* _REQUIREMENTS_: Find each line with "content" and copy it.

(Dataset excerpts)
____________________

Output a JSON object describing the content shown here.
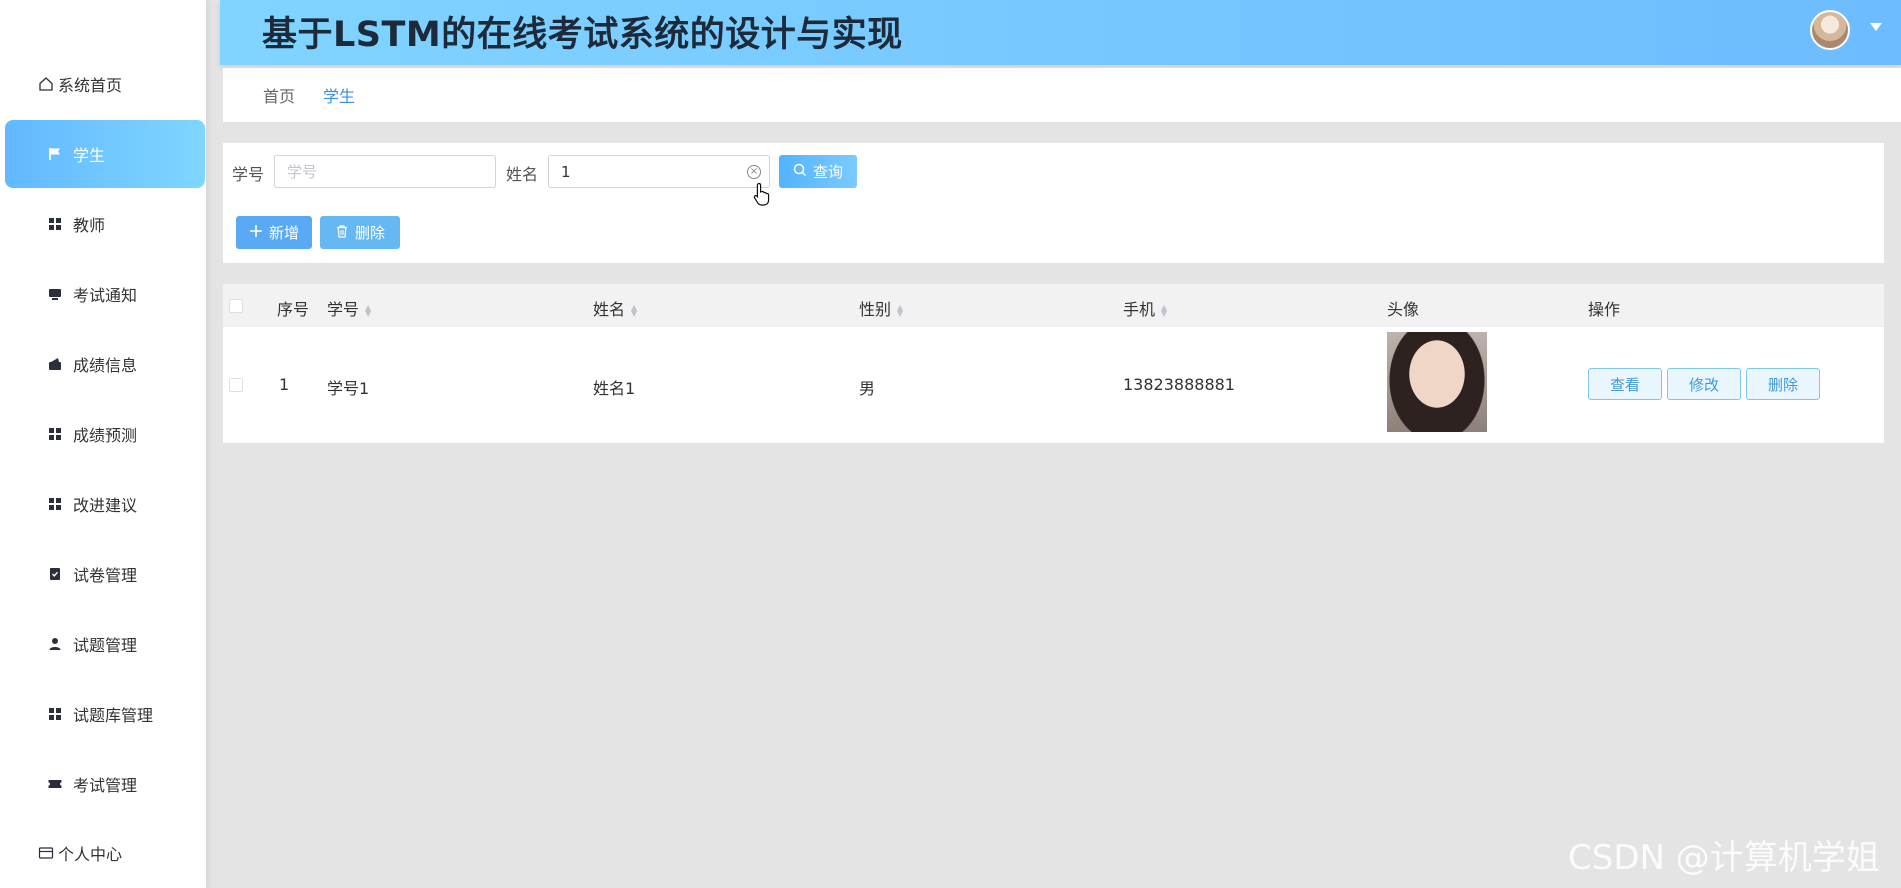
{
  "app": {
    "title": "基于LSTM的在线考试系统的设计与实现"
  },
  "sidebar": {
    "items": [
      {
        "label": "系统首页",
        "icon": "home-icon"
      },
      {
        "label": "学生",
        "icon": "flag-icon",
        "active": true
      },
      {
        "label": "教师",
        "icon": "grid-icon"
      },
      {
        "label": "考试通知",
        "icon": "monitor-icon"
      },
      {
        "label": "成绩信息",
        "icon": "wallet-icon"
      },
      {
        "label": "成绩预测",
        "icon": "grid-icon"
      },
      {
        "label": "改进建议",
        "icon": "grid-icon"
      },
      {
        "label": "试卷管理",
        "icon": "clipboard-check-icon"
      },
      {
        "label": "试题管理",
        "icon": "user-icon"
      },
      {
        "label": "试题库管理",
        "icon": "grid-icon"
      },
      {
        "label": "考试管理",
        "icon": "ticket-icon"
      },
      {
        "label": "个人中心",
        "icon": "card-icon"
      }
    ]
  },
  "breadcrumb": {
    "items": [
      "首页",
      "学生"
    ]
  },
  "search": {
    "student_no_label": "学号",
    "student_no_placeholder": "学号",
    "student_no_value": "",
    "name_label": "姓名",
    "name_value": "1",
    "query_label": "查询",
    "add_label": "新增",
    "delete_label": "删除"
  },
  "table": {
    "columns": [
      "序号",
      "学号",
      "姓名",
      "性别",
      "手机",
      "头像",
      "操作"
    ],
    "rows": [
      {
        "index": "1",
        "student_no": "学号1",
        "name": "姓名1",
        "gender": "男",
        "phone": "13823888881",
        "actions": [
          "查看",
          "修改",
          "删除"
        ]
      }
    ]
  },
  "watermark": "CSDN @计算机学姐",
  "colors": {
    "accent": "#6cbcff",
    "active_nav": "#62b8ff",
    "link": "#3a8ee6"
  }
}
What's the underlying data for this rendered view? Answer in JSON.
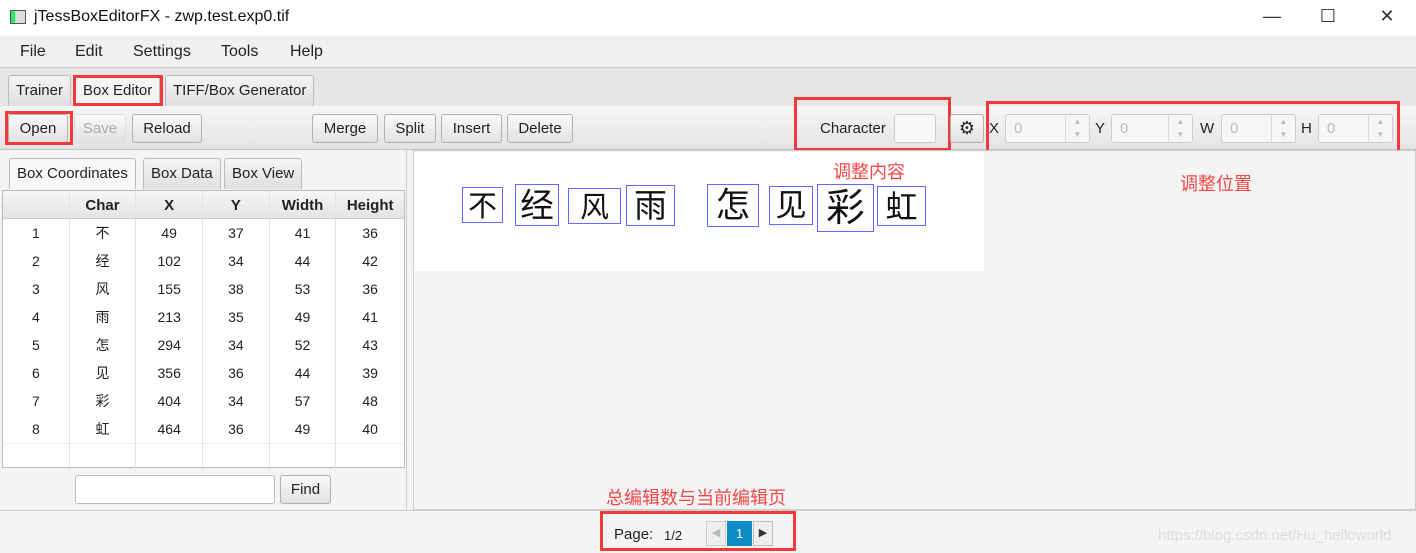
{
  "window": {
    "title": "jTessBoxEditorFX - zwp.test.exp0.tif",
    "minimize": "—",
    "maximize": "☐",
    "close": "✕"
  },
  "menu": [
    "File",
    "Edit",
    "Settings",
    "Tools",
    "Help"
  ],
  "tabs": [
    "Trainer",
    "Box Editor",
    "TIFF/Box Generator"
  ],
  "active_tab": "Box Editor",
  "toolbar": {
    "open": "Open",
    "save": "Save",
    "reload": "Reload",
    "merge": "Merge",
    "split": "Split",
    "insert": "Insert",
    "delete": "Delete",
    "character_label": "Character",
    "character_value": "",
    "settings_icon": "gear-icon",
    "x_label": "X",
    "x_value": "0",
    "y_label": "Y",
    "y_value": "0",
    "w_label": "W",
    "w_value": "0",
    "h_label": "H",
    "h_value": "0"
  },
  "left_tabs": [
    "Box Coordinates",
    "Box Data",
    "Box View"
  ],
  "table": {
    "columns": [
      "",
      "Char",
      "X",
      "Y",
      "Width",
      "Height"
    ],
    "rows": [
      [
        "1",
        "不",
        "49",
        "37",
        "41",
        "36"
      ],
      [
        "2",
        "经",
        "102",
        "34",
        "44",
        "42"
      ],
      [
        "3",
        "风",
        "155",
        "38",
        "53",
        "36"
      ],
      [
        "4",
        "雨",
        "213",
        "35",
        "49",
        "41"
      ],
      [
        "5",
        "怎",
        "294",
        "34",
        "52",
        "43"
      ],
      [
        "6",
        "见",
        "356",
        "36",
        "44",
        "39"
      ],
      [
        "7",
        "彩",
        "404",
        "34",
        "57",
        "48"
      ],
      [
        "8",
        "虹",
        "464",
        "36",
        "49",
        "40"
      ]
    ]
  },
  "find": {
    "value": "",
    "button": "Find"
  },
  "annotations": {
    "content": "调整内容",
    "position": "调整位置",
    "pages": "总编辑数与当前编辑页"
  },
  "pagination": {
    "label": "Page:",
    "value": "1/2",
    "current": "1"
  },
  "watermark": "https://blog.csdn.net/Hu_helloworld",
  "colors": {
    "box_outline": "#6666ff",
    "annotation_red": "#f03a3a",
    "active_page": "#0e8bc4"
  }
}
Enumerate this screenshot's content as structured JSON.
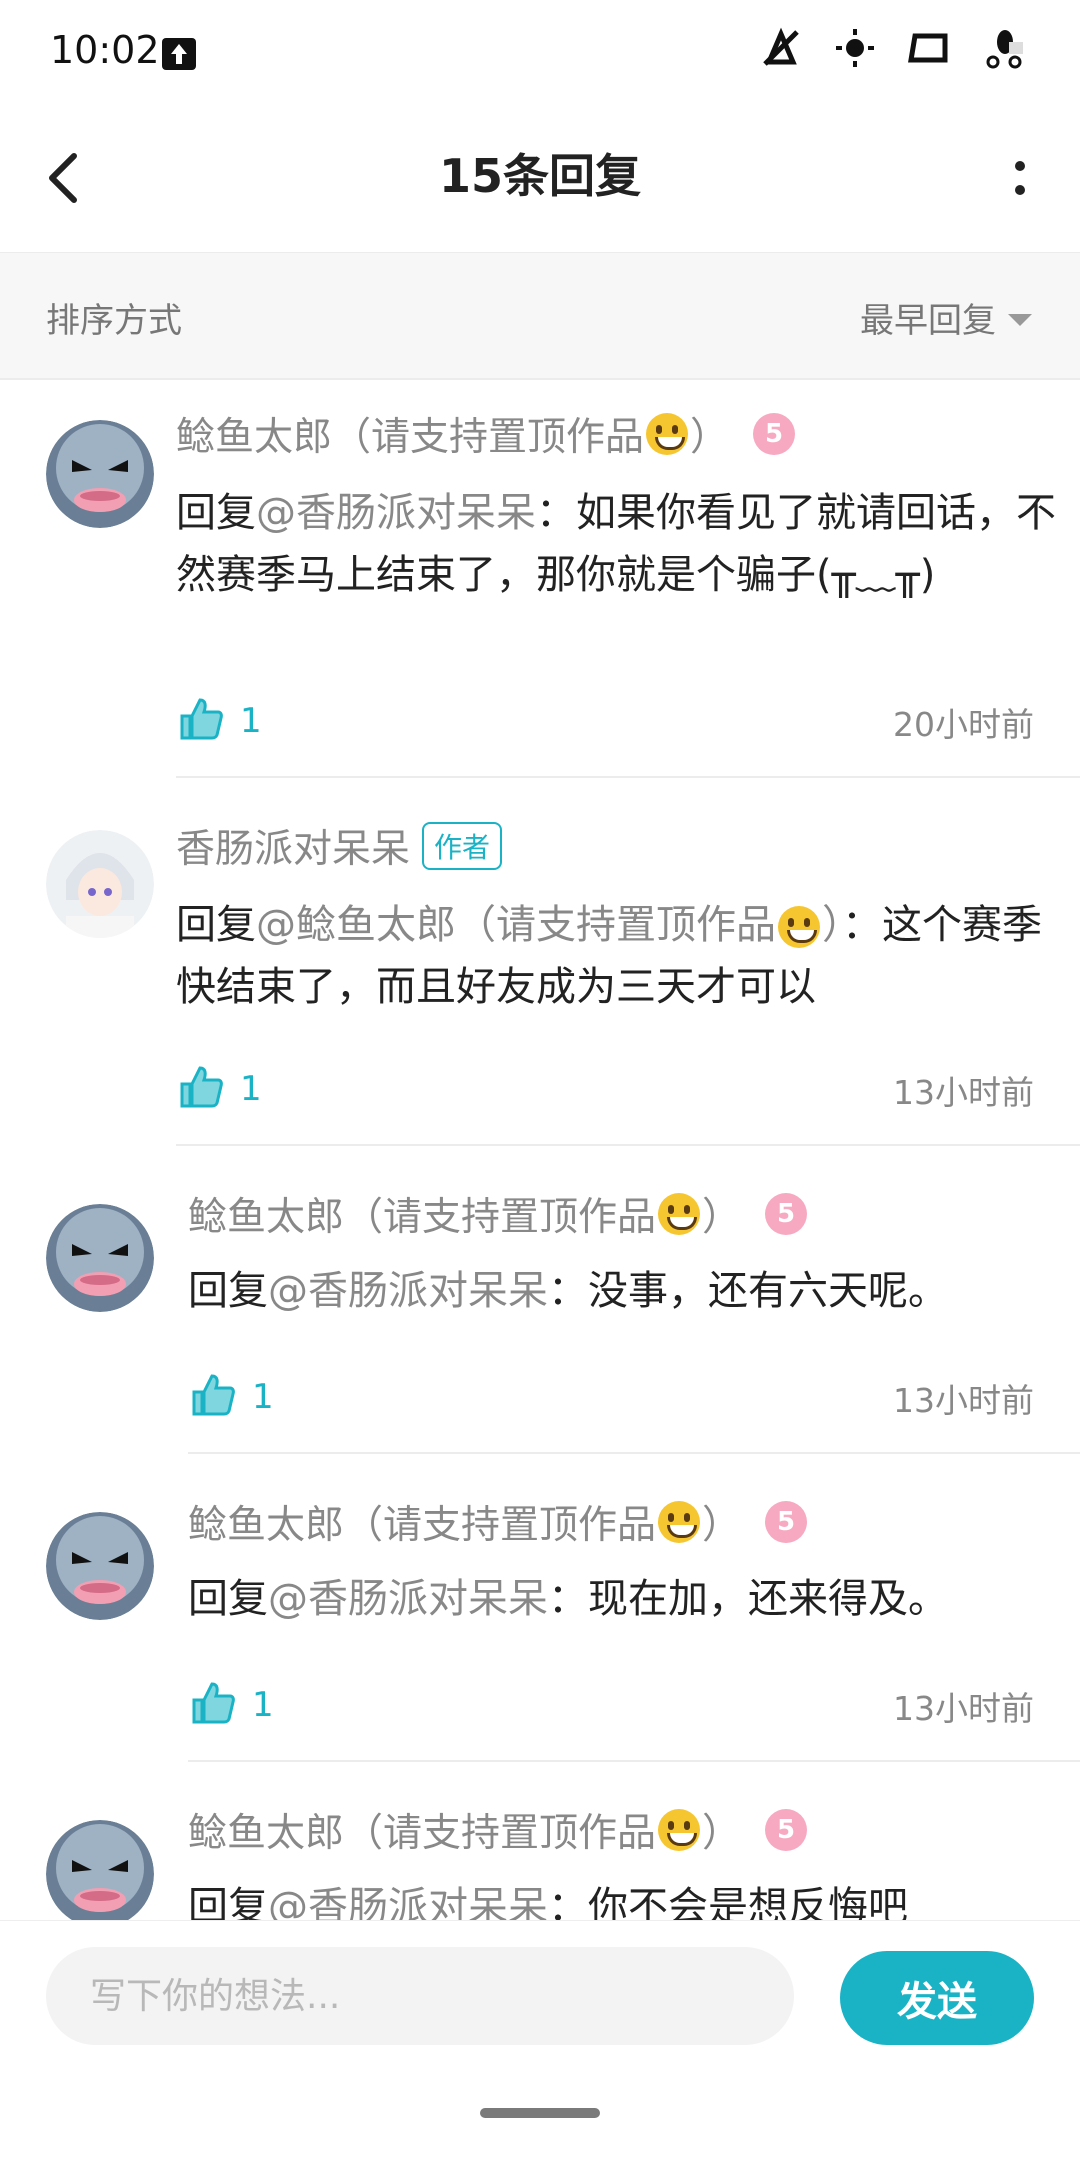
{
  "status_bar": {
    "time": "10:02"
  },
  "header": {
    "title": "15条回复"
  },
  "sort": {
    "label": "排序方式",
    "value": "最早回复"
  },
  "replies": [
    {
      "name": "鲶鱼太郎（请支持置顶作品",
      "name_tail": "）",
      "level": "5",
      "prefix": "回复",
      "mention": "@香肠派对呆呆",
      "text": "：如果你看见了就请回话，不然赛季马上结束了，那你就是个骗子(╥﹏╥)",
      "likes": "1",
      "time": "20小时前"
    },
    {
      "name": "香肠派对呆呆",
      "badge": "作者",
      "prefix": "回复",
      "mention": "@鲶鱼太郎（请支持置顶作品",
      "mention_tail": "）",
      "text": "：这个赛季快结束了，而且好友成为三天才可以",
      "likes": "1",
      "time": "13小时前"
    },
    {
      "name": "鲶鱼太郎（请支持置顶作品",
      "name_tail": "）",
      "level": "5",
      "prefix": "回复",
      "mention": "@香肠派对呆呆",
      "text": "：没事，还有六天呢。",
      "likes": "1",
      "time": "13小时前"
    },
    {
      "name": "鲶鱼太郎（请支持置顶作品",
      "name_tail": "）",
      "level": "5",
      "prefix": "回复",
      "mention": "@香肠派对呆呆",
      "text": "：现在加，还来得及。",
      "likes": "1",
      "time": "13小时前"
    },
    {
      "name": "鲶鱼太郎（请支持置顶作品",
      "name_tail": "）",
      "level": "5",
      "prefix": "回复",
      "mention": "@香肠派对呆呆",
      "text": "：你不会是想反悔吧"
    }
  ],
  "input": {
    "placeholder": "写下你的想法...",
    "send_label": "发送"
  },
  "colors": {
    "accent": "#1ab3c6",
    "level_badge": "#f7a9c2"
  }
}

____________________

* _SOLUTION_:
Output a JSON object describing the content shown here.
    "content": "调整内容",
Enumerate this screenshot's content as structured JSON.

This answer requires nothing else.